Can you pull out each line of the data below that includes the word "content"?

---------- Source data ----------

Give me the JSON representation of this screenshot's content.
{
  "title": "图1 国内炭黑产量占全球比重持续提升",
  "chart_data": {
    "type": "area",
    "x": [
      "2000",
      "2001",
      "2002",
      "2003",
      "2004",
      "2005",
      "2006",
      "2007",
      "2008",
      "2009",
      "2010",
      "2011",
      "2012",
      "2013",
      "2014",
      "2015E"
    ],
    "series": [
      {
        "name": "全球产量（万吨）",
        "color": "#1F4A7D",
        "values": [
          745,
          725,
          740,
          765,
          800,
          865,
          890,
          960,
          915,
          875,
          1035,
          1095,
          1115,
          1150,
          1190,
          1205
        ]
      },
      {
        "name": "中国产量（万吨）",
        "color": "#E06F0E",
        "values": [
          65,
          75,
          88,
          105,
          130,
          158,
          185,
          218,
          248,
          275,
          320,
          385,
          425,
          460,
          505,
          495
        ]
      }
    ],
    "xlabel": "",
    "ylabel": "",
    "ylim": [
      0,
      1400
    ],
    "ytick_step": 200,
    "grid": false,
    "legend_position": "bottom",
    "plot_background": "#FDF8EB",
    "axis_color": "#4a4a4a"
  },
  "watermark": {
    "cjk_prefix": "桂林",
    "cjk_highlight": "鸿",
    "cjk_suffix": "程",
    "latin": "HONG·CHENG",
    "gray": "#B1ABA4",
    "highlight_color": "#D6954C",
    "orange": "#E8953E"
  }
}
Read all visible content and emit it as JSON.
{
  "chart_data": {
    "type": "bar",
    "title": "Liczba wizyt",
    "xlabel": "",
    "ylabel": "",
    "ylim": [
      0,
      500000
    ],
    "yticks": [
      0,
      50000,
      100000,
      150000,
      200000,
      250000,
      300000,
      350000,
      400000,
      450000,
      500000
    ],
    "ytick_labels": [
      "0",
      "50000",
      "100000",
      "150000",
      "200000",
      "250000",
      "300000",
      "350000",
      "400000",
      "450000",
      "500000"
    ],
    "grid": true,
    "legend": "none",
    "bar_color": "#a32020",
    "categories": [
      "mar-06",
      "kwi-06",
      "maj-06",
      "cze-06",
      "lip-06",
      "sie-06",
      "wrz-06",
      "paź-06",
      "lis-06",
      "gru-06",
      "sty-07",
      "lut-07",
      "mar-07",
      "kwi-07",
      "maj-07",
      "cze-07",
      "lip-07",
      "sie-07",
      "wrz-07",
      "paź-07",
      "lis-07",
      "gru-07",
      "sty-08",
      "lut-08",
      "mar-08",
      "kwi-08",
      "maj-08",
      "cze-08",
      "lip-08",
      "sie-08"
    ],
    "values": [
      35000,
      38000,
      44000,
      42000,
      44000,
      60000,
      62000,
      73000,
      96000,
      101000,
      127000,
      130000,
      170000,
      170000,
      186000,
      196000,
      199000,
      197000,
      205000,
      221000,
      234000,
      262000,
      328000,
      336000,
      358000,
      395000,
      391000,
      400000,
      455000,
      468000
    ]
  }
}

----------

**Problem solution**
Give me the JSON representation of this screenshot's content.
Read all visible content and emit it as JSON.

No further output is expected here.